SCHRIFTLICHE AUFGABE :: Gib sämtliche Zeilen des folgenden Materials unverändert wieder.

Auflistungen der Elementbereiche:

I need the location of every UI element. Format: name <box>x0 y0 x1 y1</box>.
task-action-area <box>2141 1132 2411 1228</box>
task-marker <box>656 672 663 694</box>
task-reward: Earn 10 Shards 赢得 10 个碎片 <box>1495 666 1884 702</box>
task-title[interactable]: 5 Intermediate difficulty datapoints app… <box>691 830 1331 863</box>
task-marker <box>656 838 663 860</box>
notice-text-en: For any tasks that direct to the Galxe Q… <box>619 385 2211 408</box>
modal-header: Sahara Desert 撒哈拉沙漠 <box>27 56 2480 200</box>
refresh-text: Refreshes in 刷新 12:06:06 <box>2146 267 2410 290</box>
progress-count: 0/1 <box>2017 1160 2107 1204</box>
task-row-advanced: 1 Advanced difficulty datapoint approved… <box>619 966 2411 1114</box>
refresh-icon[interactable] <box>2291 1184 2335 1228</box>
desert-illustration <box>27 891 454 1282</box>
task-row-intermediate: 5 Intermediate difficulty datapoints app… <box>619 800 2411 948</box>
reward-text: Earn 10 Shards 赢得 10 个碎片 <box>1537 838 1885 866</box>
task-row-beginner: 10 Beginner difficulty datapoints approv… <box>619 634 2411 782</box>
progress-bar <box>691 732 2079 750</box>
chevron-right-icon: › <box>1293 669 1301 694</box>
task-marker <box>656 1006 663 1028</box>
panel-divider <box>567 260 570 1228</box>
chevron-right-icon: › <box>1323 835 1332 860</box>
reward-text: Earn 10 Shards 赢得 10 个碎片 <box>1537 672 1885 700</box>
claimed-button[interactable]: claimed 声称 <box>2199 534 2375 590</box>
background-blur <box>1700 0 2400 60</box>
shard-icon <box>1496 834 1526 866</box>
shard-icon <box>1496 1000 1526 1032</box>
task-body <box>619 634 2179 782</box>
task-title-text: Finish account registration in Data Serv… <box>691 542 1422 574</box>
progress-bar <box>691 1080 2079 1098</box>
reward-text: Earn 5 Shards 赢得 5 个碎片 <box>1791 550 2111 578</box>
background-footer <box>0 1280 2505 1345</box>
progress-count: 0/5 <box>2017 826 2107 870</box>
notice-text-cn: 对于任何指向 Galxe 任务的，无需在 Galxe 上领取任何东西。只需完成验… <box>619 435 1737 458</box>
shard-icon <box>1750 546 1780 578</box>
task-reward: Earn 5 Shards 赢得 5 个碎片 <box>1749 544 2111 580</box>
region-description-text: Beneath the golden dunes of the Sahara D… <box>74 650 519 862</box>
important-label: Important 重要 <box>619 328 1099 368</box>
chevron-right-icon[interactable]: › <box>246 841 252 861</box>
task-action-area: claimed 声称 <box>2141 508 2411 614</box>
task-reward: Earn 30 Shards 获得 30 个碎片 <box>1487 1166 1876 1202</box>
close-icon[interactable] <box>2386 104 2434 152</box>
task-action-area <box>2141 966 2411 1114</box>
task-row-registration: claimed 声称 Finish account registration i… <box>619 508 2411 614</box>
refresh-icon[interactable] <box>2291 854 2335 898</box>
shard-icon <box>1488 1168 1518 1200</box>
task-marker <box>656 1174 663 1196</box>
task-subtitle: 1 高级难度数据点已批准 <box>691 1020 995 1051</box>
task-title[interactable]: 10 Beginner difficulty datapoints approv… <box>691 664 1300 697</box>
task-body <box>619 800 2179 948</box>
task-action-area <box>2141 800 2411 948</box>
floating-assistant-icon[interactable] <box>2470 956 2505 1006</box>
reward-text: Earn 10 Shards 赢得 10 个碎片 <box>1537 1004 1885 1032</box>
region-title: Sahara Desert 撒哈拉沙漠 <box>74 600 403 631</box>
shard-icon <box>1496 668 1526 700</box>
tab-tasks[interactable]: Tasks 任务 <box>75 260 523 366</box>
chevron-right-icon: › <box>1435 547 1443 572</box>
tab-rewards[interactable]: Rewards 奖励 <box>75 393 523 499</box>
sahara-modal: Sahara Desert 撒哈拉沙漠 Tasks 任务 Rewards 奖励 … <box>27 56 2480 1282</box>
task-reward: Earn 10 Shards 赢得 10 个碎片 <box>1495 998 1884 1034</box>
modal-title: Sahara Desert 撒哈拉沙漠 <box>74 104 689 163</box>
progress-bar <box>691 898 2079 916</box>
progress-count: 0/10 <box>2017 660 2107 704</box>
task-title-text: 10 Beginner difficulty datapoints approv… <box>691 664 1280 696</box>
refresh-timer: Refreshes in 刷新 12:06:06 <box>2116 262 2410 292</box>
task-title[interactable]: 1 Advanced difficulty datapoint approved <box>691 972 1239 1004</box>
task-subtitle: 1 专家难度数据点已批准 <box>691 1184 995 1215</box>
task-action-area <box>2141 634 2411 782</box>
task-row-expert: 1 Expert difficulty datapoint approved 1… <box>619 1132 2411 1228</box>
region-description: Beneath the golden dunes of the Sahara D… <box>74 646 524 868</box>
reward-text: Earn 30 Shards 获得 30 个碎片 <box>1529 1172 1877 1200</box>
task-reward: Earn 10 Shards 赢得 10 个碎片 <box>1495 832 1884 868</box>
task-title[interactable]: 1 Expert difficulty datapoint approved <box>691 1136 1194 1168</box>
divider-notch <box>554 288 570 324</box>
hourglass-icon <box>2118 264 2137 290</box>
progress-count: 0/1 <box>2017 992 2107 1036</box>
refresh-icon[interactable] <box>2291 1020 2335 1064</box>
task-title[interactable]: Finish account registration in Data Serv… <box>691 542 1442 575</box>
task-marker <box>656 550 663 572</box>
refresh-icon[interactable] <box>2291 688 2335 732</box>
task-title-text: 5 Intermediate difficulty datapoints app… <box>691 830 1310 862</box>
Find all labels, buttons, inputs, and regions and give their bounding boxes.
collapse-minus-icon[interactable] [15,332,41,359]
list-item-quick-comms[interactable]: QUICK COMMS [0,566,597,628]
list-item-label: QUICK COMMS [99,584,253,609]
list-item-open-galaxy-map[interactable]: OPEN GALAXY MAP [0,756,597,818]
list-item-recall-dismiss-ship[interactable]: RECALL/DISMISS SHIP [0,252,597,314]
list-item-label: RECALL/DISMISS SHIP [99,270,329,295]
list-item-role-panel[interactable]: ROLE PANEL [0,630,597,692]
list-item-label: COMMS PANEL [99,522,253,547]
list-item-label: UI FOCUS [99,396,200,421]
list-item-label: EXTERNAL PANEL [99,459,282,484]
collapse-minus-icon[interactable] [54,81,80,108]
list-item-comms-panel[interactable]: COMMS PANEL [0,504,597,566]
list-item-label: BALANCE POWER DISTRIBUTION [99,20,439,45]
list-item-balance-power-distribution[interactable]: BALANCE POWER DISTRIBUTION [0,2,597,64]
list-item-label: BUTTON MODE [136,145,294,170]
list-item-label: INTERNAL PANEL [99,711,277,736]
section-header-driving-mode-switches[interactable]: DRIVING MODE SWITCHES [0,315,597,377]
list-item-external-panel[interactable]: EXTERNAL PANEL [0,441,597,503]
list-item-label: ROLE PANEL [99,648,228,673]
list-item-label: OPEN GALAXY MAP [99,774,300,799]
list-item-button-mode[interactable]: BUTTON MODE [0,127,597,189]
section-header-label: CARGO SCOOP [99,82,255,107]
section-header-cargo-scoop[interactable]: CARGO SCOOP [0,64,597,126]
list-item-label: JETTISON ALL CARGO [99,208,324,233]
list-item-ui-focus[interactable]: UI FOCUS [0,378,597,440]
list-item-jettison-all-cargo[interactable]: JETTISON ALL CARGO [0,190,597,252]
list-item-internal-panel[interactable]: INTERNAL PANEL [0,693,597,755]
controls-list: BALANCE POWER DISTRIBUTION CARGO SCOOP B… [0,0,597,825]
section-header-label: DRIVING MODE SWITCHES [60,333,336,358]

ALS ANTWORT ::
I need the location of every UI element. Format: name <box>x0 y0 x1 y1</box>.
task-action-area <box>2141 1132 2411 1228</box>
task-marker <box>656 672 663 694</box>
task-reward: Earn 10 Shards 赢得 10 个碎片 <box>1495 666 1884 702</box>
task-title[interactable]: 5 Intermediate difficulty datapoints app… <box>691 830 1331 863</box>
task-marker <box>656 838 663 860</box>
notice-text-en: For any tasks that direct to the Galxe Q… <box>619 385 2211 408</box>
modal-header: Sahara Desert 撒哈拉沙漠 <box>27 56 2480 200</box>
refresh-text: Refreshes in 刷新 12:06:06 <box>2146 267 2410 290</box>
progress-count: 0/1 <box>2017 1160 2107 1204</box>
task-row-advanced: 1 Advanced difficulty datapoint approved… <box>619 966 2411 1114</box>
refresh-icon[interactable] <box>2291 1184 2335 1228</box>
desert-illustration <box>27 891 454 1282</box>
task-row-intermediate: 5 Intermediate difficulty datapoints app… <box>619 800 2411 948</box>
reward-text: Earn 10 Shards 赢得 10 个碎片 <box>1537 838 1885 866</box>
task-row-beginner: 10 Beginner difficulty datapoints approv… <box>619 634 2411 782</box>
progress-bar <box>691 732 2079 750</box>
chevron-right-icon: › <box>1293 669 1301 694</box>
task-marker <box>656 1006 663 1028</box>
panel-divider <box>567 260 570 1228</box>
chevron-right-icon: › <box>1323 835 1332 860</box>
reward-text: Earn 10 Shards 赢得 10 个碎片 <box>1537 672 1885 700</box>
claimed-button[interactable]: claimed 声称 <box>2199 534 2375 590</box>
background-blur <box>1700 0 2400 60</box>
shard-icon <box>1496 834 1526 866</box>
shard-icon <box>1496 1000 1526 1032</box>
task-body <box>619 634 2179 782</box>
task-title-text: Finish account registration in Data Serv… <box>691 542 1422 574</box>
progress-bar <box>691 1080 2079 1098</box>
reward-text: Earn 5 Shards 赢得 5 个碎片 <box>1791 550 2111 578</box>
background-footer <box>0 1280 2505 1345</box>
progress-count: 0/5 <box>2017 826 2107 870</box>
notice-text-cn: 对于任何指向 Galxe 任务的，无需在 Galxe 上领取任何东西。只需完成验… <box>619 435 1737 458</box>
shard-icon <box>1750 546 1780 578</box>
task-reward: Earn 5 Shards 赢得 5 个碎片 <box>1749 544 2111 580</box>
region-description-text: Beneath the golden dunes of the Sahara D… <box>74 650 519 862</box>
important-label: Important 重要 <box>619 328 1099 368</box>
chevron-right-icon[interactable]: › <box>246 841 252 861</box>
task-action-area: claimed 声称 <box>2141 508 2411 614</box>
task-reward: Earn 30 Shards 获得 30 个碎片 <box>1487 1166 1876 1202</box>
close-icon[interactable] <box>2386 104 2434 152</box>
task-action-area <box>2141 966 2411 1114</box>
task-row-registration: claimed 声称 Finish account registration i… <box>619 508 2411 614</box>
refresh-icon[interactable] <box>2291 854 2335 898</box>
shard-icon <box>1488 1168 1518 1200</box>
task-marker <box>656 1174 663 1196</box>
task-subtitle: 1 高级难度数据点已批准 <box>691 1020 995 1051</box>
task-title[interactable]: 10 Beginner difficulty datapoints approv… <box>691 664 1300 697</box>
task-body <box>619 800 2179 948</box>
task-action-area <box>2141 800 2411 948</box>
floating-assistant-icon[interactable] <box>2470 956 2505 1006</box>
reward-text: Earn 10 Shards 赢得 10 个碎片 <box>1537 1004 1885 1032</box>
region-title: Sahara Desert 撒哈拉沙漠 <box>74 600 403 631</box>
shard-icon <box>1496 668 1526 700</box>
tab-tasks[interactable]: Tasks 任务 <box>75 260 523 366</box>
chevron-right-icon: › <box>1435 547 1443 572</box>
tab-rewards[interactable]: Rewards 奖励 <box>75 393 523 499</box>
sahara-modal: Sahara Desert 撒哈拉沙漠 Tasks 任务 Rewards 奖励 … <box>27 56 2480 1282</box>
task-reward: Earn 10 Shards 赢得 10 个碎片 <box>1495 998 1884 1034</box>
modal-title: Sahara Desert 撒哈拉沙漠 <box>74 104 689 163</box>
progress-bar <box>691 898 2079 916</box>
progress-count: 0/10 <box>2017 660 2107 704</box>
task-title-text: 10 Beginner difficulty datapoints approv… <box>691 664 1280 696</box>
refresh-timer: Refreshes in 刷新 12:06:06 <box>2116 262 2410 292</box>
task-title[interactable]: 1 Advanced difficulty datapoint approved <box>691 972 1239 1004</box>
task-subtitle: 1 专家难度数据点已批准 <box>691 1184 995 1215</box>
task-action-area <box>2141 634 2411 782</box>
task-row-expert: 1 Expert difficulty datapoint approved 1… <box>619 1132 2411 1228</box>
region-description: Beneath the golden dunes of the Sahara D… <box>74 646 524 868</box>
reward-text: Earn 30 Shards 获得 30 个碎片 <box>1529 1172 1877 1200</box>
task-reward: Earn 10 Shards 赢得 10 个碎片 <box>1495 832 1884 868</box>
task-title[interactable]: 1 Expert difficulty datapoint approved <box>691 1136 1194 1168</box>
divider-notch <box>554 288 570 324</box>
hourglass-icon <box>2118 264 2137 290</box>
progress-count: 0/1 <box>2017 992 2107 1036</box>
refresh-icon[interactable] <box>2291 1020 2335 1064</box>
task-title[interactable]: Finish account registration in Data Serv… <box>691 542 1442 575</box>
task-marker <box>656 550 663 572</box>
refresh-icon[interactable] <box>2291 688 2335 732</box>
task-title-text: 5 Intermediate difficulty datapoints app… <box>691 830 1310 862</box>
Find all labels, buttons, inputs, and regions and give their bounding boxes.
collapse-minus-icon[interactable] [15,332,41,359]
list-item-quick-comms[interactable]: QUICK COMMS [0,566,597,628]
list-item-label: QUICK COMMS [99,584,253,609]
list-item-open-galaxy-map[interactable]: OPEN GALAXY MAP [0,756,597,818]
list-item-recall-dismiss-ship[interactable]: RECALL/DISMISS SHIP [0,252,597,314]
list-item-label: RECALL/DISMISS SHIP [99,270,329,295]
list-item-role-panel[interactable]: ROLE PANEL [0,630,597,692]
list-item-label: COMMS PANEL [99,522,253,547]
list-item-label: UI FOCUS [99,396,200,421]
list-item-label: EXTERNAL PANEL [99,459,282,484]
collapse-minus-icon[interactable] [54,81,80,108]
list-item-comms-panel[interactable]: COMMS PANEL [0,504,597,566]
list-item-label: BALANCE POWER DISTRIBUTION [99,20,439,45]
list-item-balance-power-distribution[interactable]: BALANCE POWER DISTRIBUTION [0,2,597,64]
list-item-label: BUTTON MODE [136,145,294,170]
list-item-label: INTERNAL PANEL [99,711,277,736]
section-header-driving-mode-switches[interactable]: DRIVING MODE SWITCHES [0,315,597,377]
list-item-external-panel[interactable]: EXTERNAL PANEL [0,441,597,503]
list-item-label: ROLE PANEL [99,648,228,673]
list-item-label: OPEN GALAXY MAP [99,774,300,799]
list-item-button-mode[interactable]: BUTTON MODE [0,127,597,189]
section-header-label: CARGO SCOOP [99,82,255,107]
section-header-cargo-scoop[interactable]: CARGO SCOOP [0,64,597,126]
list-item-label: JETTISON ALL CARGO [99,208,324,233]
list-item-ui-focus[interactable]: UI FOCUS [0,378,597,440]
list-item-jettison-all-cargo[interactable]: JETTISON ALL CARGO [0,190,597,252]
list-item-internal-panel[interactable]: INTERNAL PANEL [0,693,597,755]
controls-list: BALANCE POWER DISTRIBUTION CARGO SCOOP B… [0,0,597,825]
section-header-label: DRIVING MODE SWITCHES [60,333,336,358]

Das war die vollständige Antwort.